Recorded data
==*==

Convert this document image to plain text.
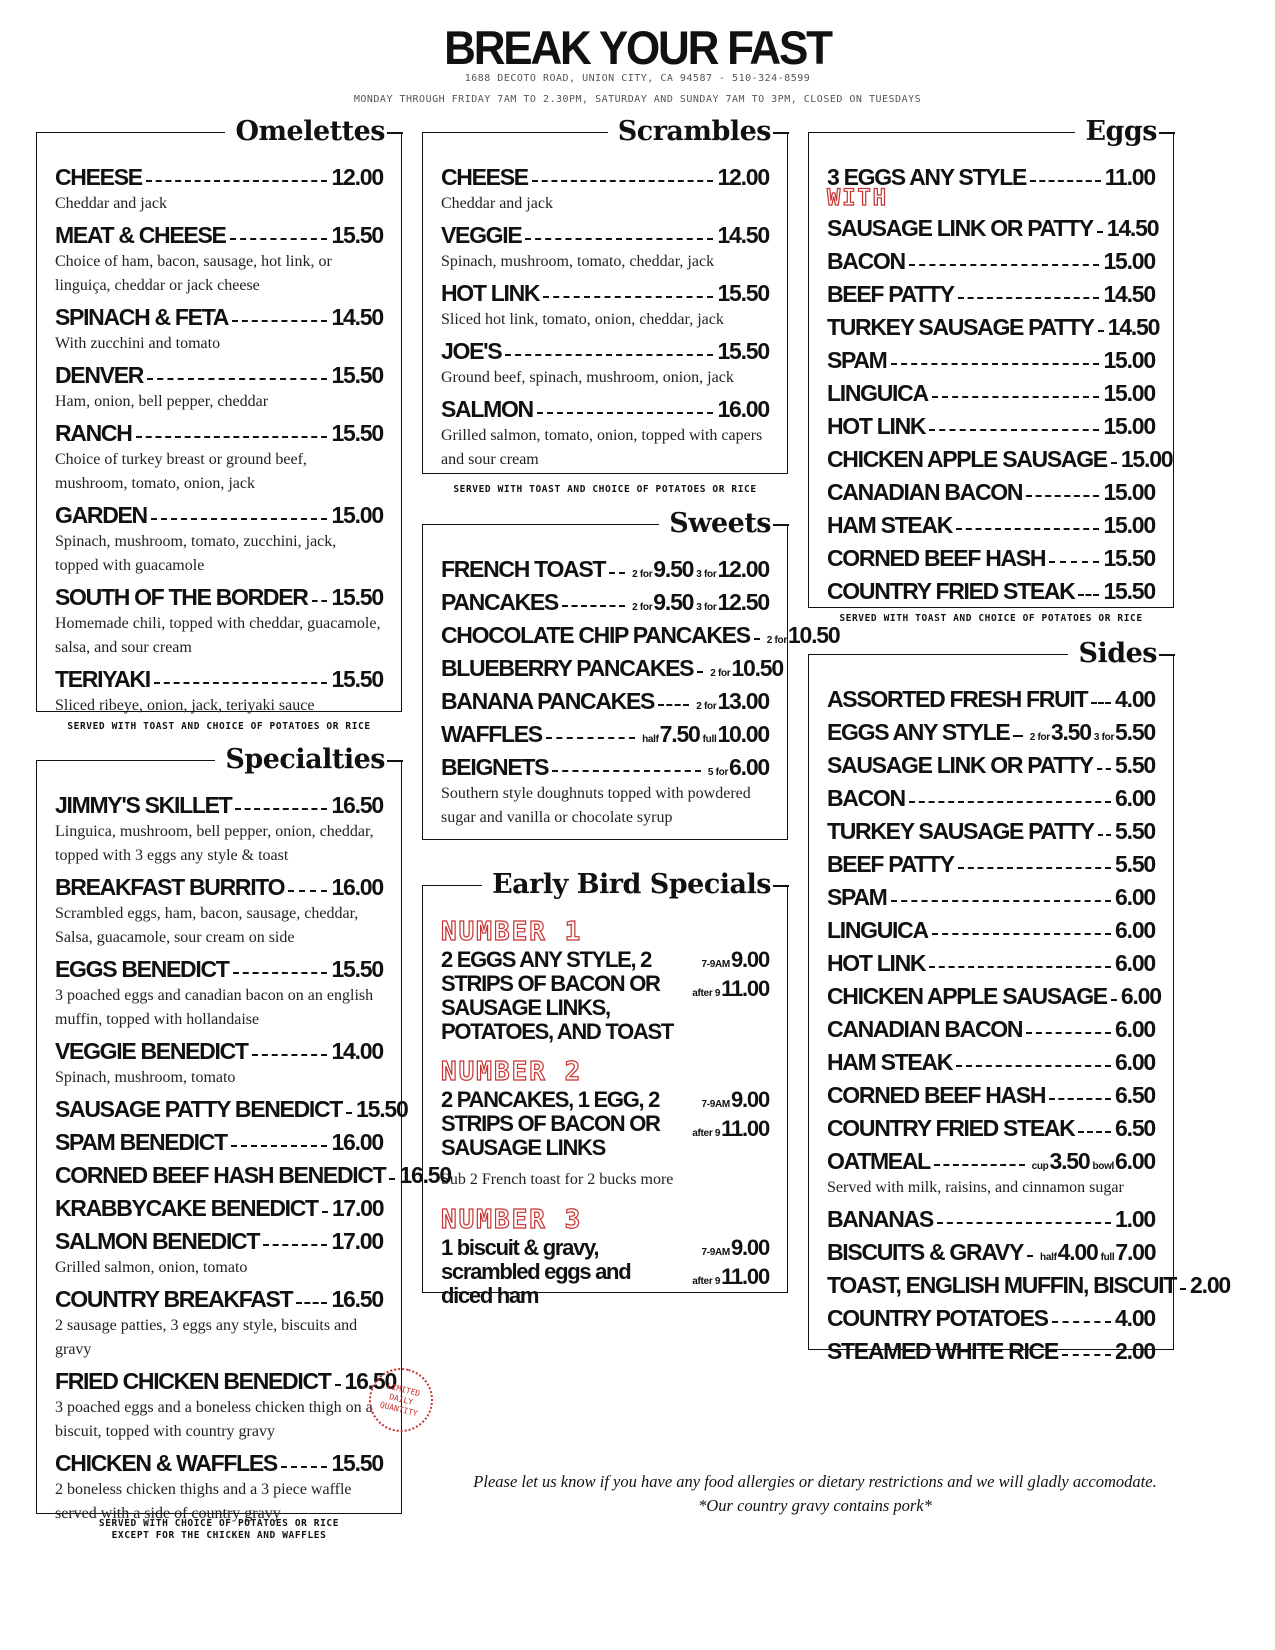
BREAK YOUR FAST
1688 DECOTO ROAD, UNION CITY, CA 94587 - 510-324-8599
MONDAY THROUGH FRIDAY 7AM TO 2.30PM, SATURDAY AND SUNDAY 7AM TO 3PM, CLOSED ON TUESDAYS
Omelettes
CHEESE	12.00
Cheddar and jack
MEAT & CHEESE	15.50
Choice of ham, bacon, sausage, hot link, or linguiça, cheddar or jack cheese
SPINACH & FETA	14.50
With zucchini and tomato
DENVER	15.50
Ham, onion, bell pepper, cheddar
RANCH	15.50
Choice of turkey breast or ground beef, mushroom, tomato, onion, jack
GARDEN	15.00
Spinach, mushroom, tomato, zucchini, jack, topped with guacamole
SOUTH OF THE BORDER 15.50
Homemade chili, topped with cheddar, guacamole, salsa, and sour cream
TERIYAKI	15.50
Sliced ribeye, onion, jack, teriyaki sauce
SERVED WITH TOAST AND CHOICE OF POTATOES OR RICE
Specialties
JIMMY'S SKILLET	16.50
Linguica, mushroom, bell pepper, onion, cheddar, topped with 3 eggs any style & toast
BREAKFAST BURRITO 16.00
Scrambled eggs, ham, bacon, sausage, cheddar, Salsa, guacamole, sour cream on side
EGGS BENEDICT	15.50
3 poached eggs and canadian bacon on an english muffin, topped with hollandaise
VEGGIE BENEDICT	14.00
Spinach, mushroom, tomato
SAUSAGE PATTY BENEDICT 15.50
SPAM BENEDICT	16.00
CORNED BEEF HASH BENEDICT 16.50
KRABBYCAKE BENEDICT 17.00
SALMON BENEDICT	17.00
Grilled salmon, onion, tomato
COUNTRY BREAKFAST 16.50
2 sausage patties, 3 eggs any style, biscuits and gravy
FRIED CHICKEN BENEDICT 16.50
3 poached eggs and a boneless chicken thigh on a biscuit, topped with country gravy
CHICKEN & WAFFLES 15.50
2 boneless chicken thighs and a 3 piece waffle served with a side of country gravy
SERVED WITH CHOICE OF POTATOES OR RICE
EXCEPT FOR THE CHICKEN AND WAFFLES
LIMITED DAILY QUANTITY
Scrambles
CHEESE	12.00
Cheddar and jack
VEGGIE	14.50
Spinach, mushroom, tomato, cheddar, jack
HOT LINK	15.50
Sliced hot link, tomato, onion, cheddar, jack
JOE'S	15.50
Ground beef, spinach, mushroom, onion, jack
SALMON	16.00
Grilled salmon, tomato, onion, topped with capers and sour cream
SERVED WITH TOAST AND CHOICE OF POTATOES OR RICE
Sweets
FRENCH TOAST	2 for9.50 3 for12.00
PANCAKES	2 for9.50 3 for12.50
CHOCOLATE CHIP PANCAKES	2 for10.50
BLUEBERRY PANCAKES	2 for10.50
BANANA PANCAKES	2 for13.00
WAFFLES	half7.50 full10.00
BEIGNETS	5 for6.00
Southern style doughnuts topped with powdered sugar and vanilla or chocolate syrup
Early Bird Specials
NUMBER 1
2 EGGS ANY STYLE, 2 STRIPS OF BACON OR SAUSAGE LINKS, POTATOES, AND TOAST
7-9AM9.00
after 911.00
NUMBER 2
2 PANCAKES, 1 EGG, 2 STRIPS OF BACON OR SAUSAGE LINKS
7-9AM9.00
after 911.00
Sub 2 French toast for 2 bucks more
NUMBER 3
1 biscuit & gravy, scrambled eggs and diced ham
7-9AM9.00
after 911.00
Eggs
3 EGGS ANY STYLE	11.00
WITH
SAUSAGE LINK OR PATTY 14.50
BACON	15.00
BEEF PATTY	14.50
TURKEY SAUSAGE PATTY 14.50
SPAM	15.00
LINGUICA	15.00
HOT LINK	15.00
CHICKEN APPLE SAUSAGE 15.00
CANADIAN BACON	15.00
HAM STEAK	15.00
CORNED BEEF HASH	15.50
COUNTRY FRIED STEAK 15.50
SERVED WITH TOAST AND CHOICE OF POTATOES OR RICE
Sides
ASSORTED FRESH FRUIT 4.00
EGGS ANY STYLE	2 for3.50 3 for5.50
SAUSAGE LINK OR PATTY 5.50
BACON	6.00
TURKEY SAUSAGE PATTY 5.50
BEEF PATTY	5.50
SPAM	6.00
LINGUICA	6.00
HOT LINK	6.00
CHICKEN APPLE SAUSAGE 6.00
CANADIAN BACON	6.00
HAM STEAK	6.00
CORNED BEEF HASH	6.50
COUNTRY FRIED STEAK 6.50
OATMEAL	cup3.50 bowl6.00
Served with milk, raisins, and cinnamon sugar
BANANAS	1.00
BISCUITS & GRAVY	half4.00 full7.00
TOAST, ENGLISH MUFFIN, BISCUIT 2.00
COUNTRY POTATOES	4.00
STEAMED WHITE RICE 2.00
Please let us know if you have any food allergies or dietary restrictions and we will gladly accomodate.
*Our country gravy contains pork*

==*==

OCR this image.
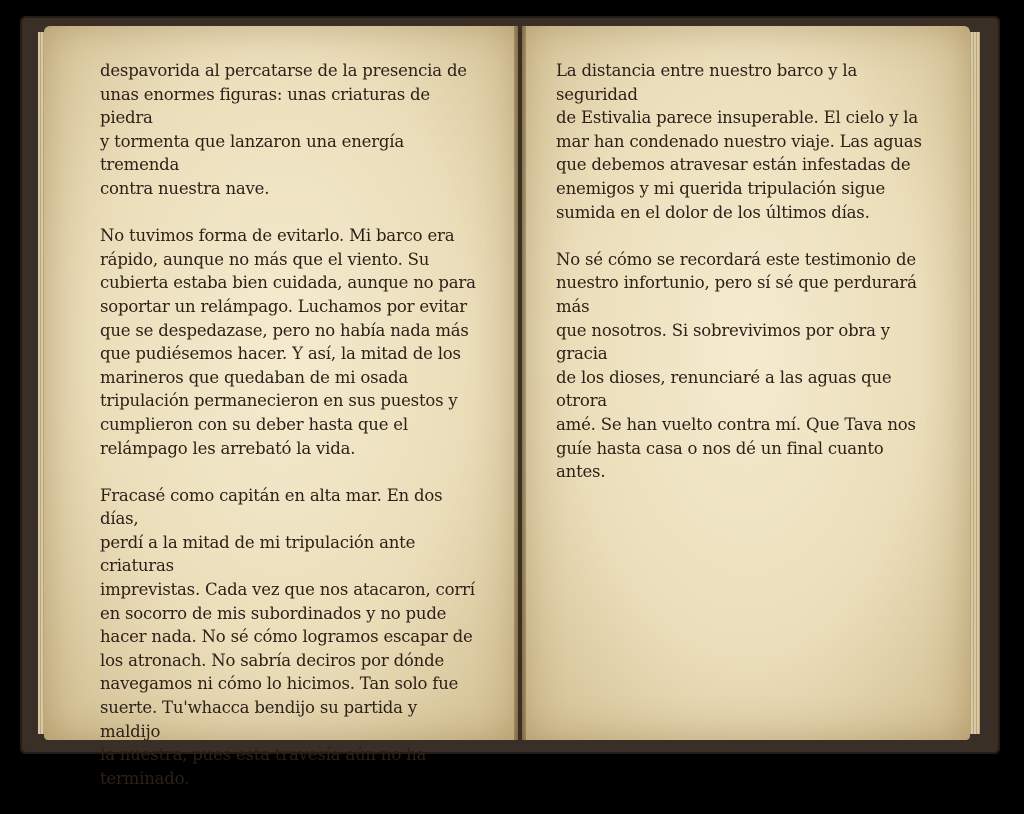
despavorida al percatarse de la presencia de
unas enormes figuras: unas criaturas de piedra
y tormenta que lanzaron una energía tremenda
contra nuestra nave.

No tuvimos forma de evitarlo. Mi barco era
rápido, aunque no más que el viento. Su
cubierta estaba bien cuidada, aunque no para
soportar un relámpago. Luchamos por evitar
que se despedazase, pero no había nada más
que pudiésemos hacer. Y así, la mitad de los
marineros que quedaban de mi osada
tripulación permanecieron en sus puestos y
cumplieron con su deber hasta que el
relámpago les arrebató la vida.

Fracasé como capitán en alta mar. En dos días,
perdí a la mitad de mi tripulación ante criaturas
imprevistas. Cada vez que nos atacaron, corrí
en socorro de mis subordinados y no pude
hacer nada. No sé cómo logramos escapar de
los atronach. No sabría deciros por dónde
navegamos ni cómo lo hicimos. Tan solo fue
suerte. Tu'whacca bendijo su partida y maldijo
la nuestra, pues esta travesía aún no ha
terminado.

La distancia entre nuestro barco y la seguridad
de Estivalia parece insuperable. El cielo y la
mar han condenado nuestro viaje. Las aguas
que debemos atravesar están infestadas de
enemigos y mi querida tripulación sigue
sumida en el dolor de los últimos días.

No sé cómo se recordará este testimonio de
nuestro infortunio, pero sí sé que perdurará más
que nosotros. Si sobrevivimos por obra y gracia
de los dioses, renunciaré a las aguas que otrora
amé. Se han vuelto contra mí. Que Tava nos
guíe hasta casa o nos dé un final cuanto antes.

==*==

*What you will do*: Identify every line above with the string "sour" in it. Copy those lines.

*In response*:
Homemade chili, topped with cheddar, guacamole, salsa, and sour cream
Scrambled eggs, ham, bacon, sausage, cheddar, Salsa, guacamole, sour cream on side
Grilled salmon, tomato, onion, topped with capers and sour cream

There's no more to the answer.